*** Material for this task
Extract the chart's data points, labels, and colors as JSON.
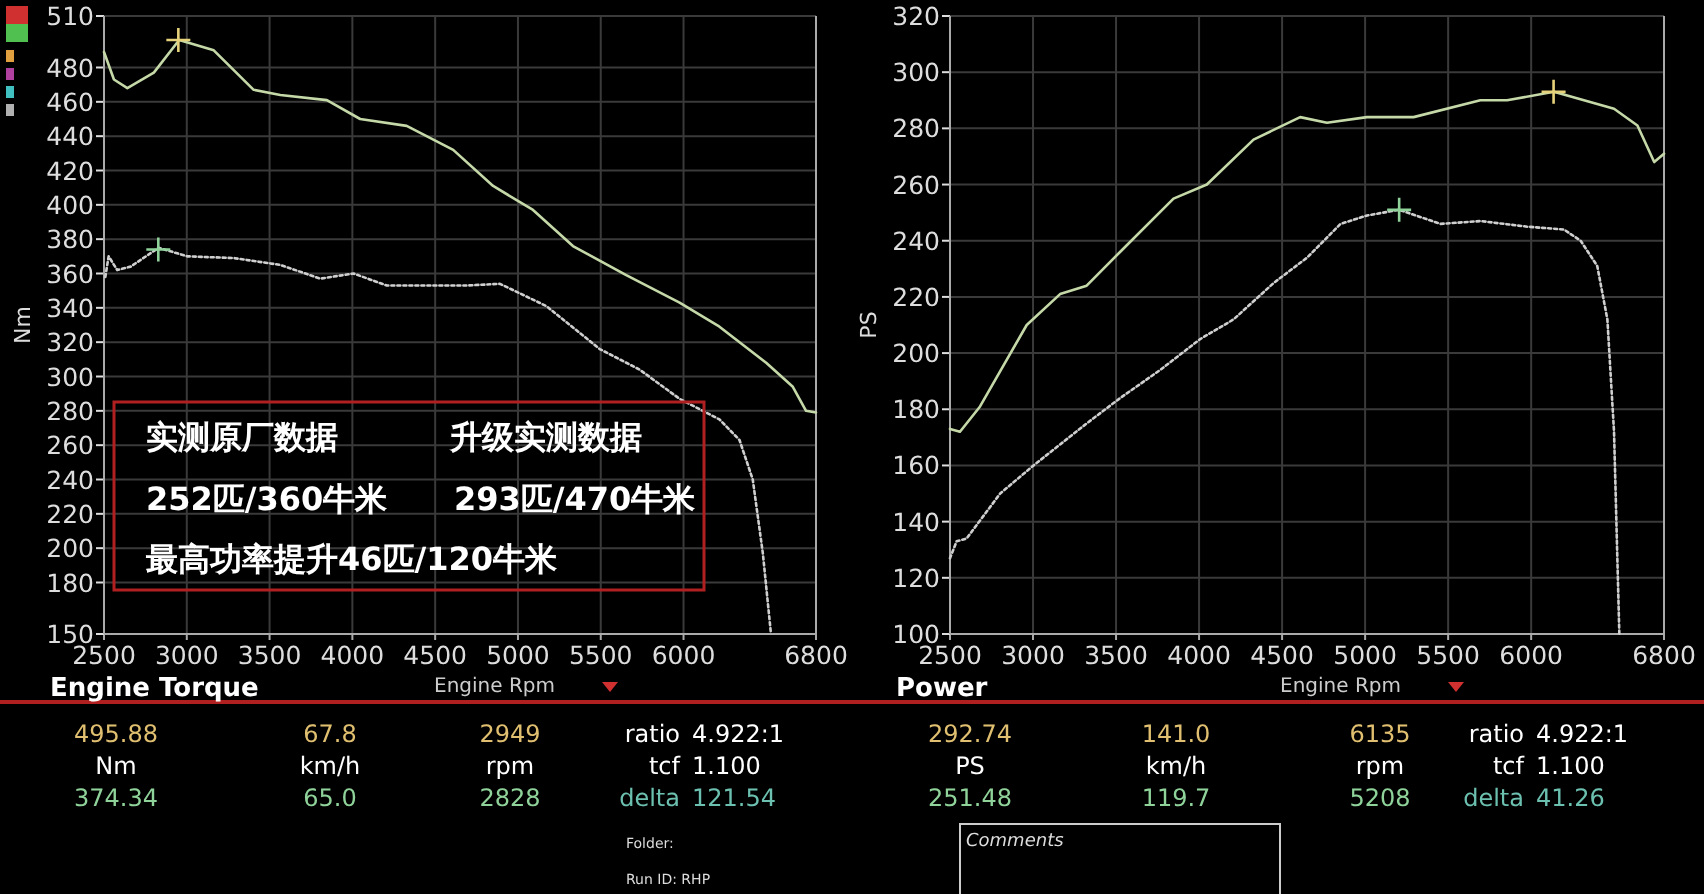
{
  "chart_data": [
    {
      "type": "line",
      "title": "Engine Torque",
      "xlabel": "Engine Rpm",
      "ylabel": "Nm",
      "xlim": [
        2500,
        6800
      ],
      "ylim": [
        150,
        510
      ],
      "xticks": [
        2500,
        3000,
        3500,
        4000,
        4500,
        5000,
        5500,
        6000,
        6800
      ],
      "yticks": [
        150,
        180,
        200,
        220,
        240,
        260,
        280,
        300,
        320,
        340,
        360,
        380,
        400,
        420,
        440,
        460,
        480,
        510
      ],
      "grid": true,
      "annotations": [
        "实测原厂数据",
        "升级实测数据",
        "252匹/360牛米",
        "293匹/470牛米",
        "最高功率提升46匹/120牛米",
        "495.88",
        "67.8",
        "2949",
        "ratio",
        "4.922:1",
        "Nm",
        "km/h",
        "rpm",
        "tcf",
        "1.100",
        "374.34",
        "65.0",
        "2828",
        "delta",
        "121.54",
        "Folder:",
        "Run ID: RHP"
      ],
      "series": [
        {
          "color": "#c5d9a8",
          "line_style": "solid",
          "x": [
            2500,
            2560,
            2641,
            2801,
            2954,
            3163,
            3404,
            3565,
            3846,
            4047,
            4328,
            4609,
            4850,
            5091,
            5332,
            5654,
            5976,
            6217,
            6499,
            6660,
            6740,
            6800
          ],
          "values": [
            489,
            473,
            468,
            477,
            496,
            490,
            467,
            464,
            461,
            450,
            446,
            432,
            411,
            397,
            376,
            359,
            343,
            329,
            308,
            294,
            280,
            279
          ]
        },
        {
          "color": "#cfcfcf",
          "line_style": "dotted",
          "x": [
            2508,
            2528,
            2580,
            2661,
            2830,
            3003,
            3284,
            3565,
            3806,
            4007,
            4208,
            4690,
            4891,
            5172,
            5494,
            5735,
            5976,
            6217,
            6338,
            6418,
            6479,
            6527
          ],
          "values": [
            358,
            370,
            362,
            364,
            375,
            370,
            369,
            365,
            357,
            360,
            353,
            353,
            354,
            341,
            316,
            304,
            287,
            275,
            263,
            240,
            197,
            151
          ]
        },
        {
          "type": "scatter",
          "marker": "cross",
          "x": [
            2949,
            2828
          ],
          "values": [
            496,
            374
          ],
          "colors": [
            "#e6d27a",
            "#8fd39a"
          ]
        }
      ]
    },
    {
      "type": "line",
      "title": "Power",
      "xlabel": "Engine Rpm",
      "ylabel": "PS",
      "xlim": [
        2500,
        6800
      ],
      "ylim": [
        100,
        320
      ],
      "xticks": [
        2500,
        3000,
        3500,
        4000,
        4500,
        5000,
        5500,
        6000,
        6800
      ],
      "yticks": [
        100,
        120,
        140,
        160,
        180,
        200,
        220,
        240,
        260,
        280,
        300,
        320
      ],
      "grid": true,
      "annotations": [
        "292.74",
        "141.0",
        "6135",
        "ratio",
        "4.922:1",
        "PS",
        "km/h",
        "rpm",
        "tcf",
        "1.100",
        "251.48",
        "119.7",
        "5208",
        "delta",
        "41.26",
        "Comments"
      ],
      "series": [
        {
          "color": "#c5d9a8",
          "line_style": "solid",
          "x": [
            2500,
            2560,
            2681,
            2962,
            3163,
            3323,
            3524,
            3846,
            4047,
            4328,
            4609,
            4770,
            5011,
            5292,
            5694,
            5855,
            6137,
            6499,
            6640,
            6741,
            6800
          ],
          "values": [
            173,
            172,
            181,
            210,
            221,
            224,
            236,
            255,
            260,
            276,
            284,
            282,
            284,
            284,
            290,
            290,
            293,
            287,
            281,
            268,
            271
          ]
        },
        {
          "color": "#cfcfcf",
          "line_style": "dotted",
          "x": [
            2500,
            2540,
            2600,
            2802,
            3003,
            3324,
            3525,
            3766,
            4007,
            4208,
            4450,
            4651,
            4852,
            5012,
            5205,
            5454,
            5695,
            5976,
            6197,
            6298,
            6398,
            6459,
            6499,
            6531
          ],
          "values": [
            127,
            133,
            134,
            150,
            160,
            175,
            184,
            194,
            205,
            212,
            225,
            234,
            246,
            249,
            251,
            246,
            247,
            245,
            244,
            240,
            231,
            212,
            172,
            100
          ]
        },
        {
          "type": "scatter",
          "marker": "cross",
          "x": [
            6135,
            5205
          ],
          "values": [
            293,
            251
          ],
          "colors": [
            "#e6d27a",
            "#8fd39a"
          ]
        }
      ]
    }
  ]
}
******
The problem:
Without the pictures, print the records in full, exactly as they appear.

Result below:
Extract the chart's data points, labels, and colors as JSON.
{
  "chart_data": [
    {
      "type": "line",
      "title": "Engine Torque",
      "xlabel": "Engine Rpm",
      "ylabel": "Nm",
      "xlim": [
        2500,
        6800
      ],
      "ylim": [
        150,
        510
      ],
      "xticks": [
        2500,
        3000,
        3500,
        4000,
        4500,
        5000,
        5500,
        6000,
        6800
      ],
      "yticks": [
        150,
        180,
        200,
        220,
        240,
        260,
        280,
        300,
        320,
        340,
        360,
        380,
        400,
        420,
        440,
        460,
        480,
        510
      ],
      "grid": true,
      "annotations": [
        "实测原厂数据",
        "升级实测数据",
        "252匹/360牛米",
        "293匹/470牛米",
        "最高功率提升46匹/120牛米",
        "495.88",
        "67.8",
        "2949",
        "ratio",
        "4.922:1",
        "Nm",
        "km/h",
        "rpm",
        "tcf",
        "1.100",
        "374.34",
        "65.0",
        "2828",
        "delta",
        "121.54",
        "Folder:",
        "Run ID: RHP"
      ],
      "series": [
        {
          "color": "#c5d9a8",
          "line_style": "solid",
          "x": [
            2500,
            2560,
            2641,
            2801,
            2954,
            3163,
            3404,
            3565,
            3846,
            4047,
            4328,
            4609,
            4850,
            5091,
            5332,
            5654,
            5976,
            6217,
            6499,
            6660,
            6740,
            6800
          ],
          "values": [
            489,
            473,
            468,
            477,
            496,
            490,
            467,
            464,
            461,
            450,
            446,
            432,
            411,
            397,
            376,
            359,
            343,
            329,
            308,
            294,
            280,
            279
          ]
        },
        {
          "color": "#cfcfcf",
          "line_style": "dotted",
          "x": [
            2508,
            2528,
            2580,
            2661,
            2830,
            3003,
            3284,
            3565,
            3806,
            4007,
            4208,
            4690,
            4891,
            5172,
            5494,
            5735,
            5976,
            6217,
            6338,
            6418,
            6479,
            6527
          ],
          "values": [
            358,
            370,
            362,
            364,
            375,
            370,
            369,
            365,
            357,
            360,
            353,
            353,
            354,
            341,
            316,
            304,
            287,
            275,
            263,
            240,
            197,
            151
          ]
        },
        {
          "type": "scatter",
          "marker": "cross",
          "x": [
            2949,
            2828
          ],
          "values": [
            496,
            374
          ],
          "colors": [
            "#e6d27a",
            "#8fd39a"
          ]
        }
      ]
    },
    {
      "type": "line",
      "title": "Power",
      "xlabel": "Engine Rpm",
      "ylabel": "PS",
      "xlim": [
        2500,
        6800
      ],
      "ylim": [
        100,
        320
      ],
      "xticks": [
        2500,
        3000,
        3500,
        4000,
        4500,
        5000,
        5500,
        6000,
        6800
      ],
      "yticks": [
        100,
        120,
        140,
        160,
        180,
        200,
        220,
        240,
        260,
        280,
        300,
        320
      ],
      "grid": true,
      "annotations": [
        "292.74",
        "141.0",
        "6135",
        "ratio",
        "4.922:1",
        "PS",
        "km/h",
        "rpm",
        "tcf",
        "1.100",
        "251.48",
        "119.7",
        "5208",
        "delta",
        "41.26",
        "Comments"
      ],
      "series": [
        {
          "color": "#c5d9a8",
          "line_style": "solid",
          "x": [
            2500,
            2560,
            2681,
            2962,
            3163,
            3323,
            3524,
            3846,
            4047,
            4328,
            4609,
            4770,
            5011,
            5292,
            5694,
            5855,
            6137,
            6499,
            6640,
            6741,
            6800
          ],
          "values": [
            173,
            172,
            181,
            210,
            221,
            224,
            236,
            255,
            260,
            276,
            284,
            282,
            284,
            284,
            290,
            290,
            293,
            287,
            281,
            268,
            271
          ]
        },
        {
          "color": "#cfcfcf",
          "line_style": "dotted",
          "x": [
            2500,
            2540,
            2600,
            2802,
            3003,
            3324,
            3525,
            3766,
            4007,
            4208,
            4450,
            4651,
            4852,
            5012,
            5205,
            5454,
            5695,
            5976,
            6197,
            6298,
            6398,
            6459,
            6499,
            6531
          ],
          "values": [
            127,
            133,
            134,
            150,
            160,
            175,
            184,
            194,
            205,
            212,
            225,
            234,
            246,
            249,
            251,
            246,
            247,
            245,
            244,
            240,
            231,
            212,
            172,
            100
          ]
        },
        {
          "type": "scatter",
          "marker": "cross",
          "x": [
            6135,
            5205
          ],
          "values": [
            293,
            251
          ],
          "colors": [
            "#e6d27a",
            "#8fd39a"
          ]
        }
      ]
    }
  ]
}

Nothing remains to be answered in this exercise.